(TASK GOAL)
Gather each line containing the string "количество" from these entries.
━━━━━━
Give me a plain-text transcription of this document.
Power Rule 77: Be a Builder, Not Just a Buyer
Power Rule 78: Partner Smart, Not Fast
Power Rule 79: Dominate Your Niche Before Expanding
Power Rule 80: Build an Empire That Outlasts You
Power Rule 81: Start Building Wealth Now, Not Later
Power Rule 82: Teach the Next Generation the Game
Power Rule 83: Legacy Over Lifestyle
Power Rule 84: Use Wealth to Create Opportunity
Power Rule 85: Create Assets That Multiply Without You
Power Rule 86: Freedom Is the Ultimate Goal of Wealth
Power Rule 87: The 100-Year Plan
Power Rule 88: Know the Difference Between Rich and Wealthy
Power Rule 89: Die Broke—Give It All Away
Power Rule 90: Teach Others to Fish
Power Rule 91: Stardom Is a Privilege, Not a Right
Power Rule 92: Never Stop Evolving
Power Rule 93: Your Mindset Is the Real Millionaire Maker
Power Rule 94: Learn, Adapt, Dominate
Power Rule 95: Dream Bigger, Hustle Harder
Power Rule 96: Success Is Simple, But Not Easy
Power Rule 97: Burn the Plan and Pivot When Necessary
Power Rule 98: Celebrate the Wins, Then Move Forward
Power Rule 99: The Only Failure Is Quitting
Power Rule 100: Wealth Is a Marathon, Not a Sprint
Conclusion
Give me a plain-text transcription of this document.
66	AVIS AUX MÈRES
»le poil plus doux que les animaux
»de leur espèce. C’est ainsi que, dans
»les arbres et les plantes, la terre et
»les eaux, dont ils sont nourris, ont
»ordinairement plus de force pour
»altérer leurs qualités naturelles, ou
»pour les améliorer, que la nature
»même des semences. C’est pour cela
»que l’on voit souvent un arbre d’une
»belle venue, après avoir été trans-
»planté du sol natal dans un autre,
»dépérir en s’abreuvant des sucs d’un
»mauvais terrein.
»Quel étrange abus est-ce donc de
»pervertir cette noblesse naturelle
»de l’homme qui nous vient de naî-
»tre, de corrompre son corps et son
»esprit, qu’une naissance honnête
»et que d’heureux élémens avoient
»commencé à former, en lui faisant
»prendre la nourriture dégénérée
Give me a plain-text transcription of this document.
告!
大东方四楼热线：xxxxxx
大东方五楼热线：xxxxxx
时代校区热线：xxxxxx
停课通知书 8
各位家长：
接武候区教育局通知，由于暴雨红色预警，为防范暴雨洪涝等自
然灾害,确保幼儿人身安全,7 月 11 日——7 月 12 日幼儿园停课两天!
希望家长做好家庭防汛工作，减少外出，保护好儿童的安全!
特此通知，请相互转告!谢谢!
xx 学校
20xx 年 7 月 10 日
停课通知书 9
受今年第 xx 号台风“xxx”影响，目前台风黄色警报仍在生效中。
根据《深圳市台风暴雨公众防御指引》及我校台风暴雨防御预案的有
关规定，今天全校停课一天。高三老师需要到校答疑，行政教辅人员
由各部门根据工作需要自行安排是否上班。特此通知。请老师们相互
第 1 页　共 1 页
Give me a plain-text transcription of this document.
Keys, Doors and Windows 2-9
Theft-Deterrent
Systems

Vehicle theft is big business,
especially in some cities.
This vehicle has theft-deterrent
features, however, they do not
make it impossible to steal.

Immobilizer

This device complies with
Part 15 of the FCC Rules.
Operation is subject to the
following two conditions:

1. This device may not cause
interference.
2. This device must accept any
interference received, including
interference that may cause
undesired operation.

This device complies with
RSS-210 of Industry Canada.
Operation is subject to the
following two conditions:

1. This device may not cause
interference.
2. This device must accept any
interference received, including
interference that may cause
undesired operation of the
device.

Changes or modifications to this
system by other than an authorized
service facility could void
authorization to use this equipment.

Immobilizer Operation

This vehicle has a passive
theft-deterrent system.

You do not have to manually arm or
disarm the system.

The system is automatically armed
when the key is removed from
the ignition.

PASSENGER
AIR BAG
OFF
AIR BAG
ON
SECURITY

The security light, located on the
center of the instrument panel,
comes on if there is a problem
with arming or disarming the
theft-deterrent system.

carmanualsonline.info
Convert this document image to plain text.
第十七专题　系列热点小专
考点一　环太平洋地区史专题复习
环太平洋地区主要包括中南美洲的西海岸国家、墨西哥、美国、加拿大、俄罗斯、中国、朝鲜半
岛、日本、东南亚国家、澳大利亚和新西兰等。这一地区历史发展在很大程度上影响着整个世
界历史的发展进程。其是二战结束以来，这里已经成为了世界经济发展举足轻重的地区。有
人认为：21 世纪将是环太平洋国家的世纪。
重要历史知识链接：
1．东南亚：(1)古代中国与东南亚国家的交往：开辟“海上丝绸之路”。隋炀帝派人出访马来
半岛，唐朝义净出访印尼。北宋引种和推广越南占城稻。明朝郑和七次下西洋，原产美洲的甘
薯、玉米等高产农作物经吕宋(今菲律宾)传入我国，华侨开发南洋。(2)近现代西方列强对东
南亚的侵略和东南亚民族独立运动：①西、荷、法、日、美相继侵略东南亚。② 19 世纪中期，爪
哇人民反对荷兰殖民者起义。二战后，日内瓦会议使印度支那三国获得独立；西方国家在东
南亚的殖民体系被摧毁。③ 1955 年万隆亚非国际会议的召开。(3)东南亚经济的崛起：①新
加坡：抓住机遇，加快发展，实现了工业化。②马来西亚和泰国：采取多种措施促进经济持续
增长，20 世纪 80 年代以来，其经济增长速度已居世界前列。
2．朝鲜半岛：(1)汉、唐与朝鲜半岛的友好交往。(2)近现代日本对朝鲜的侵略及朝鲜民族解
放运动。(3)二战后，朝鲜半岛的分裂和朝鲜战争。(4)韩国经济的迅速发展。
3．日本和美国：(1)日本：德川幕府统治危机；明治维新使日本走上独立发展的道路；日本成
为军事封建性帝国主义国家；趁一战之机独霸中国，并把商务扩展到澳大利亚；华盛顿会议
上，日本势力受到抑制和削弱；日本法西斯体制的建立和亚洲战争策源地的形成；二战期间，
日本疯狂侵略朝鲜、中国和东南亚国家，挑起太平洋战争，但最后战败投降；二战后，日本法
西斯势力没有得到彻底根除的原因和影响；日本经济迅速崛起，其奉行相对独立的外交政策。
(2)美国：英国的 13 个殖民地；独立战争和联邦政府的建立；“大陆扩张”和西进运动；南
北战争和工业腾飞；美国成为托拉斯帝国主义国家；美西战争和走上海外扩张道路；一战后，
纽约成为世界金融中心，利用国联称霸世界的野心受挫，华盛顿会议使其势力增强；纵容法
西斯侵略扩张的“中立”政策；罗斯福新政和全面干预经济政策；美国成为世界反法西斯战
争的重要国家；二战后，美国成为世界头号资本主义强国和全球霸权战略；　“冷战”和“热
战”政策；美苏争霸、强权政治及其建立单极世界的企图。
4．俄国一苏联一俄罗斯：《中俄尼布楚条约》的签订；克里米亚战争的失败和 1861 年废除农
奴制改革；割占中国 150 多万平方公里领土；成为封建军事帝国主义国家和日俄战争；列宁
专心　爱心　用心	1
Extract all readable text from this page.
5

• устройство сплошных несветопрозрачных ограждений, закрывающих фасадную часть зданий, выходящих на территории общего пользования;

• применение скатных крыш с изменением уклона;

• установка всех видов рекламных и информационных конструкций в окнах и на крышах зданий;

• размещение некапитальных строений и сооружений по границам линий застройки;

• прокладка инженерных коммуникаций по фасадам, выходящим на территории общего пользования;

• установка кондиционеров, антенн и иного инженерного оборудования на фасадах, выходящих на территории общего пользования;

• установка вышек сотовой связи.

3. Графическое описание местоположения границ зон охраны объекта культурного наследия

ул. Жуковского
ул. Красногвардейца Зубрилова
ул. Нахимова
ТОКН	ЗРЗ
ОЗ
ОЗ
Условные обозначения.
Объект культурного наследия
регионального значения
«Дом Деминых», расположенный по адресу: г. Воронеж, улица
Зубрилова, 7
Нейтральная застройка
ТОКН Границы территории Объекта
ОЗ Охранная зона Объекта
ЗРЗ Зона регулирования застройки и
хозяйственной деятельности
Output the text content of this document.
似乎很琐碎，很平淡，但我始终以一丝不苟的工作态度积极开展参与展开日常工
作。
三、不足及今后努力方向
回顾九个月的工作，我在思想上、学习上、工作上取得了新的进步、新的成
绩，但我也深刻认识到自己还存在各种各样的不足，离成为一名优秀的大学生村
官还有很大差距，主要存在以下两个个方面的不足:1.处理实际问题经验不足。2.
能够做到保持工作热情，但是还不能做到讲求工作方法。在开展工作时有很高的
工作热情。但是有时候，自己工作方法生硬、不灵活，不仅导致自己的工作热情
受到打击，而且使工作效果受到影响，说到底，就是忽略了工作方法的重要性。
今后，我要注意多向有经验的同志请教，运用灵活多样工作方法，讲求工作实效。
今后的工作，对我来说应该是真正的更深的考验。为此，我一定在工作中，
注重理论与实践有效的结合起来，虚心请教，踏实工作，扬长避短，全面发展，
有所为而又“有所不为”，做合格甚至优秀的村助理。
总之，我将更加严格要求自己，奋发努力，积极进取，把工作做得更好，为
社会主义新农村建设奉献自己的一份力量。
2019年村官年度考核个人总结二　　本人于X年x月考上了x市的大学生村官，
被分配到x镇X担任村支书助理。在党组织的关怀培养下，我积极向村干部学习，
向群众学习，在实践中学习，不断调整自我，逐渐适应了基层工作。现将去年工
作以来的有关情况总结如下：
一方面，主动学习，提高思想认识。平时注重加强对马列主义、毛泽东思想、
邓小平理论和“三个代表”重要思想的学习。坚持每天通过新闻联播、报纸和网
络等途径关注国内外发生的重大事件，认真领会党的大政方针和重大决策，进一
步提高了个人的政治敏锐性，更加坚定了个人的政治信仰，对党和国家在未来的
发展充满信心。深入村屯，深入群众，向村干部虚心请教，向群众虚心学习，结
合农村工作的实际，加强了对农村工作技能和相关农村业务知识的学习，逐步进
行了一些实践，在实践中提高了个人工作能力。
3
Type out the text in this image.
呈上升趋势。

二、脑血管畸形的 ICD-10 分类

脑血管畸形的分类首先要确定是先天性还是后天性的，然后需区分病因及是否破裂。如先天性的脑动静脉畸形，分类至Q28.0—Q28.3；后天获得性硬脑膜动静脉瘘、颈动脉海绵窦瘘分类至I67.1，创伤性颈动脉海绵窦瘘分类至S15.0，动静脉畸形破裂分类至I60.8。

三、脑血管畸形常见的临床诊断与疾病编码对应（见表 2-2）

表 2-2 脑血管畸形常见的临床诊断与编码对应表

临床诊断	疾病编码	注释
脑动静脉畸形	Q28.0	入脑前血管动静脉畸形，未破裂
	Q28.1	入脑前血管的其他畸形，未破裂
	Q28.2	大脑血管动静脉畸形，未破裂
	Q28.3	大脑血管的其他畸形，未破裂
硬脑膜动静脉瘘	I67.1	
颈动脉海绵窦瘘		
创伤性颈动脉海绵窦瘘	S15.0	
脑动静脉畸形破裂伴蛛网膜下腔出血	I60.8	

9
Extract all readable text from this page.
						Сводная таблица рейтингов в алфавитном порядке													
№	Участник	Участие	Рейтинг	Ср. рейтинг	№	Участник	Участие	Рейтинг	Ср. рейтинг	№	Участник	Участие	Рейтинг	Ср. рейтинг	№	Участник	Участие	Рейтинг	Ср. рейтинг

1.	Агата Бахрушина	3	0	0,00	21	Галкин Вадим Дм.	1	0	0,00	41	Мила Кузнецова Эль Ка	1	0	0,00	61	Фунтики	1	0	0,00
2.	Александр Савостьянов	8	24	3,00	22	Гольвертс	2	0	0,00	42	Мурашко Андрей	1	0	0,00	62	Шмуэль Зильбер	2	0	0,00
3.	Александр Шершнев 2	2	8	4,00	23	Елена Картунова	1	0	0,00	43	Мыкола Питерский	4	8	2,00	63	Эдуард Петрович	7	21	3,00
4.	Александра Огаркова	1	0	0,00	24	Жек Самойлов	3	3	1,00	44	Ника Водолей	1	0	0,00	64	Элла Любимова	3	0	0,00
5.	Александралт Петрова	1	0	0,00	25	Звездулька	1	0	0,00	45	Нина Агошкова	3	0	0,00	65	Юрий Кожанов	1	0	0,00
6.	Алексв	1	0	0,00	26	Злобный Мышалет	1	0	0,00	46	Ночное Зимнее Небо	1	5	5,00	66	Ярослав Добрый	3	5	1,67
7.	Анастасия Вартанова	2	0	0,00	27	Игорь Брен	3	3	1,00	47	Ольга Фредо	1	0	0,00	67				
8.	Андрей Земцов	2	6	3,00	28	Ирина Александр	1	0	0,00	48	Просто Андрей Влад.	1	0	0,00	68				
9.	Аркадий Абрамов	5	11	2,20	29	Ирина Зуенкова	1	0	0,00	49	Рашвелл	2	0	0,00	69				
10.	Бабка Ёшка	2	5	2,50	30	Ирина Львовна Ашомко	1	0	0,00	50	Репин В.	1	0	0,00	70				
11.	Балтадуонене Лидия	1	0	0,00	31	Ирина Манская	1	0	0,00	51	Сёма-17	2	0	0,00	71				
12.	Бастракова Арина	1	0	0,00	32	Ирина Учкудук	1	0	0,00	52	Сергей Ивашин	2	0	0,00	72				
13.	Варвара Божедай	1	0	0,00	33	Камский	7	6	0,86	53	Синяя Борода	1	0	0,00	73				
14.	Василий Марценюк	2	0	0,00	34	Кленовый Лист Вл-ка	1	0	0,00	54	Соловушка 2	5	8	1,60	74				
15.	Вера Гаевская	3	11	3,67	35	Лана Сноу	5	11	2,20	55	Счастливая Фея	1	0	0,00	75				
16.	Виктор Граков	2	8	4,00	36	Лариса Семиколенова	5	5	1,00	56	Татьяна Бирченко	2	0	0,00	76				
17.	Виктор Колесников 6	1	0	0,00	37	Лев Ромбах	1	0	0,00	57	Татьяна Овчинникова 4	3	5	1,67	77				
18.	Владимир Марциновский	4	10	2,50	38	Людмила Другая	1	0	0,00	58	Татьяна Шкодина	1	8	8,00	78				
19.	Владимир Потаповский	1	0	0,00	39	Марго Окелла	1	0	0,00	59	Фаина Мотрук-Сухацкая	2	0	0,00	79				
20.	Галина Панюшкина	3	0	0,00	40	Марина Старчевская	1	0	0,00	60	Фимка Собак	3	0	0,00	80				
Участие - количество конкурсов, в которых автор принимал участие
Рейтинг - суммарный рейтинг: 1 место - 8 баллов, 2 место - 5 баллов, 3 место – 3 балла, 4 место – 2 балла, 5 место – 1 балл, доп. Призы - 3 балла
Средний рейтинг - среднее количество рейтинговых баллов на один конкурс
━━━━━━
(SOLUTION TO THIS EXERCISE)
Участие - количество конкурсов, в которых автор принимал участие
Средний рейтинг - среднее количество рейтинговых баллов на один конкурс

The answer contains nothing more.